● **Quoted passage**:
◆ ◆ ◆ ◆
McDermott Will & Emery has a strategic alliance with MWE China Law Offices, a separate law firm based in Shanghai. This China Law Alert was authored by MWE China Law Offices lawyers John Huang, Molly Qin and Chris Mou, and McDermott lawyer Byron Kalogerou.
The China Food and Drug Administration recently published a draft regulation setting minimum standards for medical device distribution. The regulation sets forth requirements for procurement, delivery acceptance, storage, sales, transportation and after-sales services. Medical device distributors should review their current practices and evaluate their management systems for compliance.
The China Food and Drug Administration (CFDA) recently published a draft regulation, Good Supply Practices for Medical Devices (Draft GSP), for public comment. If and when enacted, this will be the first-ever regulation issued by the CFDA on minimum standards for medical device distribution, as well as on requirements for procurement, delivery acceptance, storage, sales, transportation and after-sales services of the same.
The Draft GSP applies to all medical devices, i.e., Class I, II & III, and is designed to strengthen quality management and regulate the operation activities of medical devices, to promote development of the medical devices industry and to meet the needs of medical devices supervision.
◆ ◆ ◆ ◆
● **Data under study**:
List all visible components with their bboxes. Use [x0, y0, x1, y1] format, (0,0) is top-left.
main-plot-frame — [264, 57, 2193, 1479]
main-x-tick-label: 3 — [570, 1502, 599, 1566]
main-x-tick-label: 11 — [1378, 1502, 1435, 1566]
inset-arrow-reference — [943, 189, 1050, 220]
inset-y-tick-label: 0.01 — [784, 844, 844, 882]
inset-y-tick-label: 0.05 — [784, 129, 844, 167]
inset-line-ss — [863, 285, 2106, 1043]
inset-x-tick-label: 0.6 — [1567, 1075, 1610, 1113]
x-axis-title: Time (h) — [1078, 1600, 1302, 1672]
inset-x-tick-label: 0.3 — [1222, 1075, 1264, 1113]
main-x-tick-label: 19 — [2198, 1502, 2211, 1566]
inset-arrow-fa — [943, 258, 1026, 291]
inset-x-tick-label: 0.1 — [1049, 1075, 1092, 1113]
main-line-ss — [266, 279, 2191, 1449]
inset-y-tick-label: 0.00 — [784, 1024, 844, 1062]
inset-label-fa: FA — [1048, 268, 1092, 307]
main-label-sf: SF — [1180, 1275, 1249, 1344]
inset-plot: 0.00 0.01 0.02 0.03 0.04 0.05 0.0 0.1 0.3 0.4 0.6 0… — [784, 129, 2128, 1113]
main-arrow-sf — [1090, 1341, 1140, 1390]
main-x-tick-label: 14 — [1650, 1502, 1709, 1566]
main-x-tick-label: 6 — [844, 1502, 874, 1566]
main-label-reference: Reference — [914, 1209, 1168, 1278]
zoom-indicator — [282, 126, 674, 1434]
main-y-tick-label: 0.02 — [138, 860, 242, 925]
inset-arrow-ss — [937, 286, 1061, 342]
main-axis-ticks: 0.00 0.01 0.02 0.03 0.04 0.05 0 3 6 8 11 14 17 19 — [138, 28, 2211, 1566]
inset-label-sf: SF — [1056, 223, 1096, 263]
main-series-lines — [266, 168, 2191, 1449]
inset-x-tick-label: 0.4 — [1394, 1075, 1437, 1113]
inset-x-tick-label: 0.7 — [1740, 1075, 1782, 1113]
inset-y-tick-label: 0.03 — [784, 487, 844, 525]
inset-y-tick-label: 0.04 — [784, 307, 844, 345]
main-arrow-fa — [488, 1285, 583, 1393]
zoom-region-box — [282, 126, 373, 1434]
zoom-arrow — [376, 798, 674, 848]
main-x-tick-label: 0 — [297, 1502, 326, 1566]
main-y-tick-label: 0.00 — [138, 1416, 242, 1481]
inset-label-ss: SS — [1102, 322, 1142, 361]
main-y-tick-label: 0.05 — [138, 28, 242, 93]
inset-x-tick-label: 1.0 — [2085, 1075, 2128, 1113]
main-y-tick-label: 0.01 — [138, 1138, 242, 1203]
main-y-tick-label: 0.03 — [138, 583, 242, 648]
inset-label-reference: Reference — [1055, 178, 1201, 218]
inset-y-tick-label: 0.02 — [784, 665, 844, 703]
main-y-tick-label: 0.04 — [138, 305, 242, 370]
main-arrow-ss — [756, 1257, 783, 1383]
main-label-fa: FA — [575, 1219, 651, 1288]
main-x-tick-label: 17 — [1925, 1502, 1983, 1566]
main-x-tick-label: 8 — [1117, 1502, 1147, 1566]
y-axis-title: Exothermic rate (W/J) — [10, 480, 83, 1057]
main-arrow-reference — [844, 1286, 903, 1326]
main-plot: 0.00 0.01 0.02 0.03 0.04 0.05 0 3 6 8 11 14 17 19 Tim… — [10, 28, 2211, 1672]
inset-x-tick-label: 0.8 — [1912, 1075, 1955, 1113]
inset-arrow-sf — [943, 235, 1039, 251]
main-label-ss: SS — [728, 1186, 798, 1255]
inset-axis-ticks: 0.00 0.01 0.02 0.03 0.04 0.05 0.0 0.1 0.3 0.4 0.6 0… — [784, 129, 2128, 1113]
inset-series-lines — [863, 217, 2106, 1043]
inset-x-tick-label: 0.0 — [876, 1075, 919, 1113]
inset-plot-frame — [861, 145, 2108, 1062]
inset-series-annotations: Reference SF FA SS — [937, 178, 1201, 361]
◆ ◆ ◆ ◆
● **Work instruction**:
According to the alert on the draft medical device regulation, which classes of medical devices does the Draft GSP cover? Rely on the alert alone, not the listing.

● **Solution for this task**:
It covers all medical devices: Class I, II and III.